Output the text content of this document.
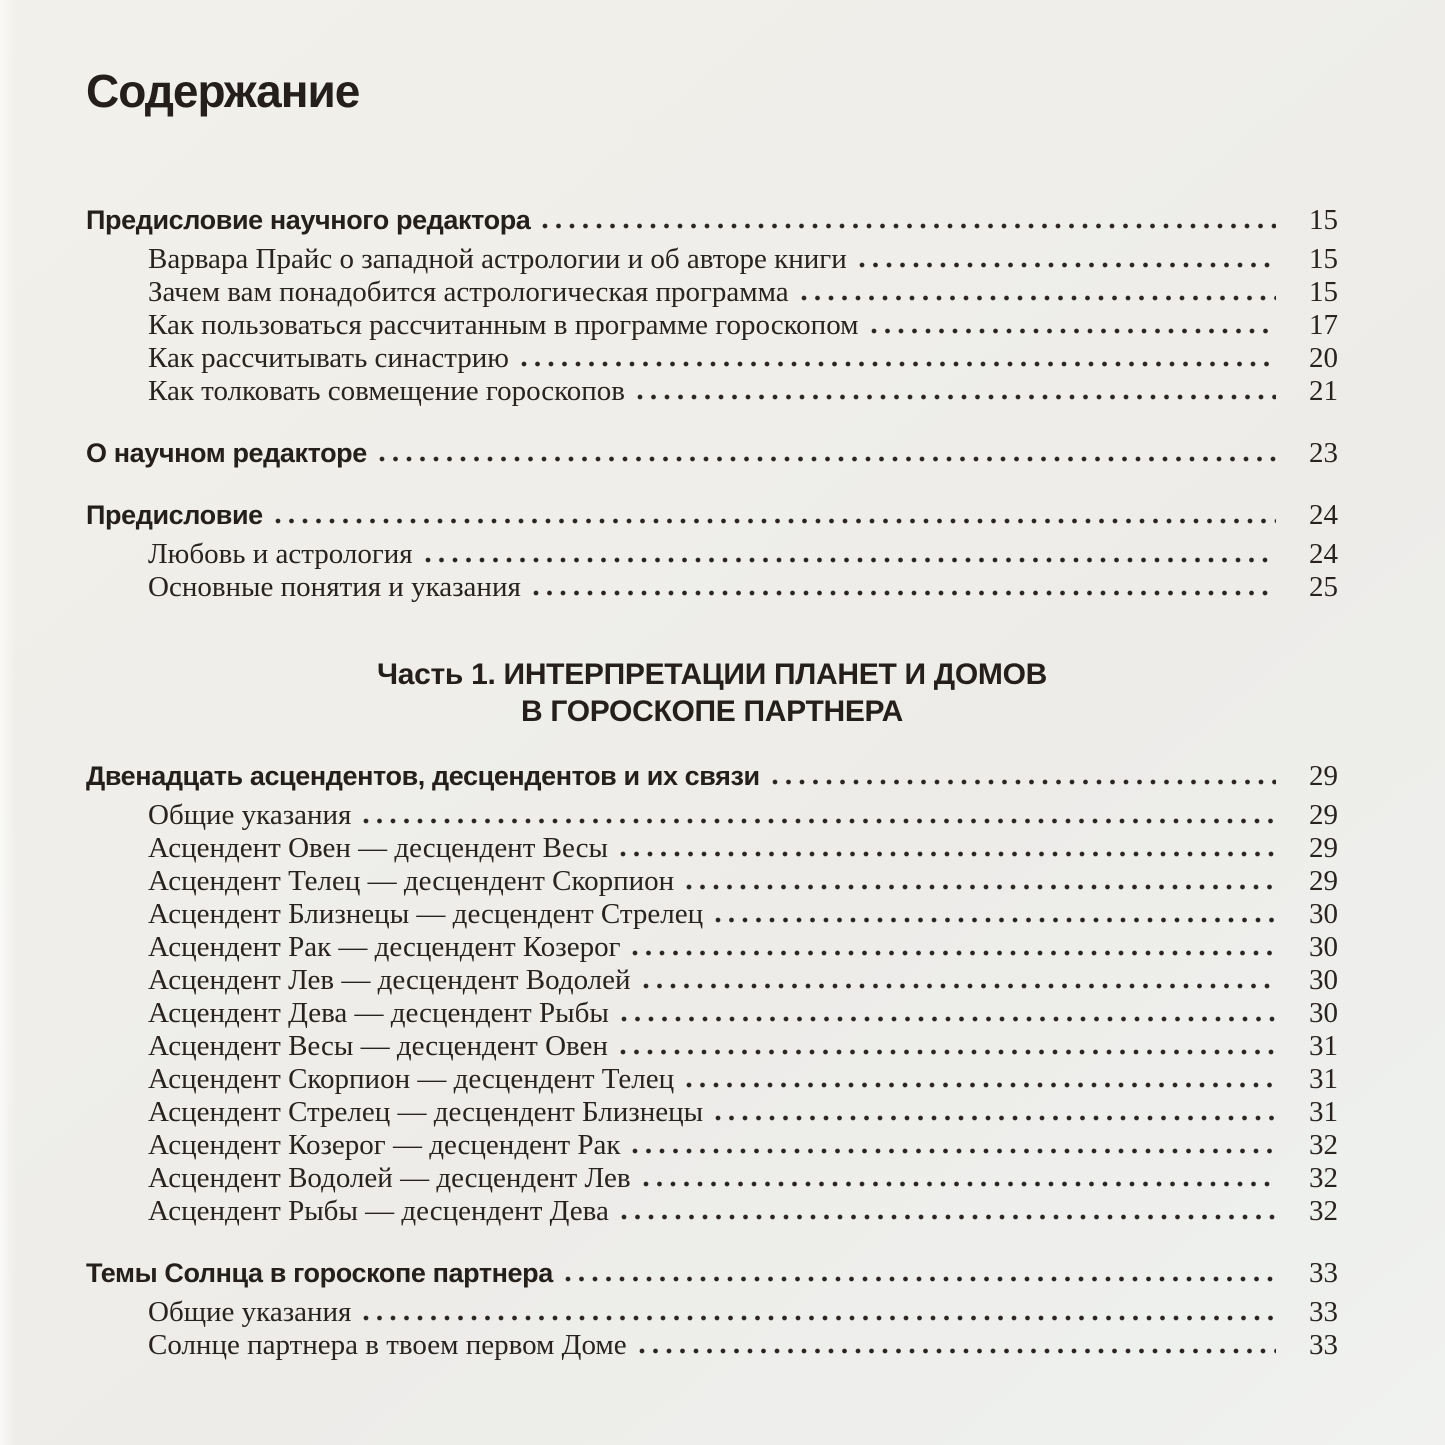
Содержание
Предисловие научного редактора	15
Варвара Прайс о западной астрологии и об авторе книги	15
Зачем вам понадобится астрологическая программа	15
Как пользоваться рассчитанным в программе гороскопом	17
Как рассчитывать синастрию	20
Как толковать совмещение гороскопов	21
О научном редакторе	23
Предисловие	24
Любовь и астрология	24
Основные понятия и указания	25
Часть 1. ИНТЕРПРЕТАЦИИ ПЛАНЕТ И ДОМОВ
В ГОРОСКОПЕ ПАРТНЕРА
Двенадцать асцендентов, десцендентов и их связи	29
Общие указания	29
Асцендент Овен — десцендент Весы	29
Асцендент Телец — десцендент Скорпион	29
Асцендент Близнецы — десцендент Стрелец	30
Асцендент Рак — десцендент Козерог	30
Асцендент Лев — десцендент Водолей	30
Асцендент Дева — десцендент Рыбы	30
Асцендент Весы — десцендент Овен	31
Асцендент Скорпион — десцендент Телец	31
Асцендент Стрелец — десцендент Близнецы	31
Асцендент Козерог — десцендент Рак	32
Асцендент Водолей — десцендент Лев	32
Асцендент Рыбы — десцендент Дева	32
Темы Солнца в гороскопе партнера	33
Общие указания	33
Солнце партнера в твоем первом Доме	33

---

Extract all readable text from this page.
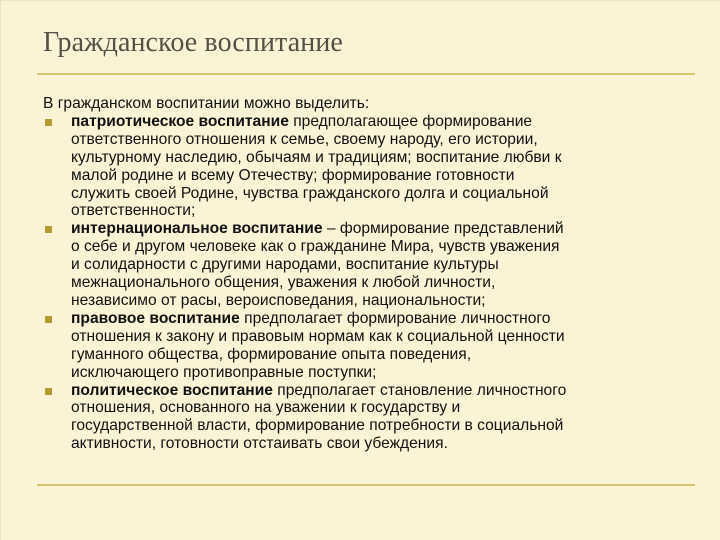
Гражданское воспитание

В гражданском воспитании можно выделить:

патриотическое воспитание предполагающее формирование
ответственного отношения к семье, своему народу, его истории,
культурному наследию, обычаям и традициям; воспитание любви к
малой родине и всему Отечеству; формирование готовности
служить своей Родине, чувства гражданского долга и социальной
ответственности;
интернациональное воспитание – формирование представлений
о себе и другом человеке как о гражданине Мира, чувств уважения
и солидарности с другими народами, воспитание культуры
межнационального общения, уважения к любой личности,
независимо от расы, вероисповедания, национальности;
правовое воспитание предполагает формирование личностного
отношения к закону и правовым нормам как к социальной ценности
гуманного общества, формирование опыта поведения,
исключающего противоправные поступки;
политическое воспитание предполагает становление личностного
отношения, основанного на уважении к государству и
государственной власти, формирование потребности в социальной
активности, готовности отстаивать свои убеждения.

» **Work required**
Of the lines above, copy each that contains "Рыбы".

» **Exercise response**
Асцендент Дева — десцендент Рыбы	30
Асцендент Рыбы — десцендент Дева	32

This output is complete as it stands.